(RECORDS SUPPLIED Opens)

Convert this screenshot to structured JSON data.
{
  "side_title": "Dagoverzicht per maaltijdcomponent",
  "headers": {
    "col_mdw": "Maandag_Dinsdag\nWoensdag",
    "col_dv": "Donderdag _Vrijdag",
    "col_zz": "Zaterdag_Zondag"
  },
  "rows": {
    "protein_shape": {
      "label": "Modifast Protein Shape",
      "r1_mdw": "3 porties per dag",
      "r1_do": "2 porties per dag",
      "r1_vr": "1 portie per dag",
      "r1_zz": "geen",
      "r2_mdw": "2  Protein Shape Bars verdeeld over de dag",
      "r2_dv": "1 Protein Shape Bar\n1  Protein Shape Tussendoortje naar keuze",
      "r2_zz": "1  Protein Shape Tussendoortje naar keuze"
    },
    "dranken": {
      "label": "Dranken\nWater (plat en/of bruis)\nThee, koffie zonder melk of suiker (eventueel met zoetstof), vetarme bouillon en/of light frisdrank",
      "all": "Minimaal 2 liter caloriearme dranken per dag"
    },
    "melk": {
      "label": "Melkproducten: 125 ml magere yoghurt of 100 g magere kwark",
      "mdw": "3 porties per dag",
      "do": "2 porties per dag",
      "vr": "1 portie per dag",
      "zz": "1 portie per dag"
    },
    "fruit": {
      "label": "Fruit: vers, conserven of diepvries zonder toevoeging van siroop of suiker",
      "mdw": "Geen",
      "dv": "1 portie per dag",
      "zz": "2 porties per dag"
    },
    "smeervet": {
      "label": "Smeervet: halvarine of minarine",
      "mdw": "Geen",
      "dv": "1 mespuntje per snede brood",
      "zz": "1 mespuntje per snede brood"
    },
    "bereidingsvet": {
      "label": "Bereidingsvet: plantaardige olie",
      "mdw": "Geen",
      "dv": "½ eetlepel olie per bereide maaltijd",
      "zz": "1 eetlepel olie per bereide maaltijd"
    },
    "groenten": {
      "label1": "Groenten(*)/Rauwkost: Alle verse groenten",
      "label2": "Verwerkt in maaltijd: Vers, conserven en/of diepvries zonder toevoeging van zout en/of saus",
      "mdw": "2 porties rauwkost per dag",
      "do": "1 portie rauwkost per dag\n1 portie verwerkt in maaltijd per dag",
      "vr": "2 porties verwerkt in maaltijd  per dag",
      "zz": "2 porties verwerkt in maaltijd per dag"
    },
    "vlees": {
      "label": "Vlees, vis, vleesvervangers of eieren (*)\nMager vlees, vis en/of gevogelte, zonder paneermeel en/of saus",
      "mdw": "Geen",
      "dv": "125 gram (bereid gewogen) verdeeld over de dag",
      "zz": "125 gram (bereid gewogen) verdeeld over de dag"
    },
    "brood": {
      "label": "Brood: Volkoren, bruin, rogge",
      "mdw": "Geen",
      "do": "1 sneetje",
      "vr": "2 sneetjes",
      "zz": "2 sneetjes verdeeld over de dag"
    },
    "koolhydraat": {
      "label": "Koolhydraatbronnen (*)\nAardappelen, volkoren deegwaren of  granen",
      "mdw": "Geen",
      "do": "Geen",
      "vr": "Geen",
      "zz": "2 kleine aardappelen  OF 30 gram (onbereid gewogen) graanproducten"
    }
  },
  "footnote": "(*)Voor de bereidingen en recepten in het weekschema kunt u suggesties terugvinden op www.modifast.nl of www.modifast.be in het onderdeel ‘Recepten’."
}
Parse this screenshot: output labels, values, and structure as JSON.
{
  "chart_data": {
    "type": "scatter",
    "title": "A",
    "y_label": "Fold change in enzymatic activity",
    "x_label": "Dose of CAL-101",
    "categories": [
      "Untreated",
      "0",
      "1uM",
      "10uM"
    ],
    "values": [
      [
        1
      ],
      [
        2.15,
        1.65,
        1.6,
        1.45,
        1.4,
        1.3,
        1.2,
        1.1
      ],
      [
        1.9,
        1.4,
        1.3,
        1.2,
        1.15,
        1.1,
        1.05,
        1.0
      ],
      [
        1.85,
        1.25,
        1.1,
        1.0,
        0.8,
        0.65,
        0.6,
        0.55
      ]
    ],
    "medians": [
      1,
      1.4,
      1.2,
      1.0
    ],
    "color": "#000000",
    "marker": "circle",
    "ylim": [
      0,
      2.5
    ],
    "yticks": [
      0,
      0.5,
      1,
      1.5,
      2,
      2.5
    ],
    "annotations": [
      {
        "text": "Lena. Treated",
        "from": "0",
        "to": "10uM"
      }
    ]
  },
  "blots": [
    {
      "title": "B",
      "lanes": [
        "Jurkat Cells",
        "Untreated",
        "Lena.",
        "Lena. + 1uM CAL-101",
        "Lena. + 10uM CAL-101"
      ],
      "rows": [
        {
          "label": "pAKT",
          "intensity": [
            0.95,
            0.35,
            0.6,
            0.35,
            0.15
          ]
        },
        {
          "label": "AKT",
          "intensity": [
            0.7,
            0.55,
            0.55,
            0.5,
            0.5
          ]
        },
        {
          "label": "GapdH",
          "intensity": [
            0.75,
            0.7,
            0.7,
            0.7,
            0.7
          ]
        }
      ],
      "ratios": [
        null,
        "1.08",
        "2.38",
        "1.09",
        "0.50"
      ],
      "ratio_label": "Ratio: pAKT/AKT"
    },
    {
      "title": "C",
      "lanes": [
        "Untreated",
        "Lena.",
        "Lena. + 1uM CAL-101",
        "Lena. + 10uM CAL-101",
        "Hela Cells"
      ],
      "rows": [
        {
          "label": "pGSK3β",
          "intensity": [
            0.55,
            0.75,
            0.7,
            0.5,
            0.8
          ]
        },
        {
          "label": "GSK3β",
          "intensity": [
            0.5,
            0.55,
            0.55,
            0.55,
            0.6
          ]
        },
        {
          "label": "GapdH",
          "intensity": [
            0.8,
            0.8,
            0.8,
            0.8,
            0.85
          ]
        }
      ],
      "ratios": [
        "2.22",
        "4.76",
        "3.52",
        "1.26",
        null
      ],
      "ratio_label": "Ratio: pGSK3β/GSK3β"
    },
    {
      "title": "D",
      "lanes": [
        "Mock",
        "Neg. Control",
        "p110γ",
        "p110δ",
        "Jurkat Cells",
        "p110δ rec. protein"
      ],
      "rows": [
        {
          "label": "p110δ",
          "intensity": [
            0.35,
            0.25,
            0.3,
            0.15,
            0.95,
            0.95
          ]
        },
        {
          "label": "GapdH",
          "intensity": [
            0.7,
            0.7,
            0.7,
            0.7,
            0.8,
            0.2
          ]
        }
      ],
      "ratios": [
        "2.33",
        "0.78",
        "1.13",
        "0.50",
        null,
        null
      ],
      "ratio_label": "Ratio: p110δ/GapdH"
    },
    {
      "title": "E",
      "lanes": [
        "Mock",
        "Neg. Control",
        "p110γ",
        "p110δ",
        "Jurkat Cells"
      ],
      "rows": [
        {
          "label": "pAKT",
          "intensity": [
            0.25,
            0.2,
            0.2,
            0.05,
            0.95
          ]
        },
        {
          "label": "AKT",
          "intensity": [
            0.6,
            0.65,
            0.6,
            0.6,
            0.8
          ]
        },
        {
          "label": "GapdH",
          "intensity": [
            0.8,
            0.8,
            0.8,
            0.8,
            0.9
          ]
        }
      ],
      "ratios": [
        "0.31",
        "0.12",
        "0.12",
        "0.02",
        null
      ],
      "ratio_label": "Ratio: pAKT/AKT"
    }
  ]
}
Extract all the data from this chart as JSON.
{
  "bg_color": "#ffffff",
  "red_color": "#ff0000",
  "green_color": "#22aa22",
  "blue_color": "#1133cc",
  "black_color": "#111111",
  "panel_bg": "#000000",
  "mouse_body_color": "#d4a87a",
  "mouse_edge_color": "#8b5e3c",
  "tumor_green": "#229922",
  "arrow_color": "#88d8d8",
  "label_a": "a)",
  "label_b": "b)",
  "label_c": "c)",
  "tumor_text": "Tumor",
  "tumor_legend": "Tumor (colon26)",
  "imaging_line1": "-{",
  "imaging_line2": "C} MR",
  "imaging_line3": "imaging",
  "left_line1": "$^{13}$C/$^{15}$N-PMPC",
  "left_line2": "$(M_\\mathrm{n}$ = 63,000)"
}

(RECORDS SUPPLIED Closes)

For every line above that includes the word "Cells", return the line.

        "Jurkat Cells",
        "Hela Cells"
        "Jurkat Cells",
        "Jurkat Cells"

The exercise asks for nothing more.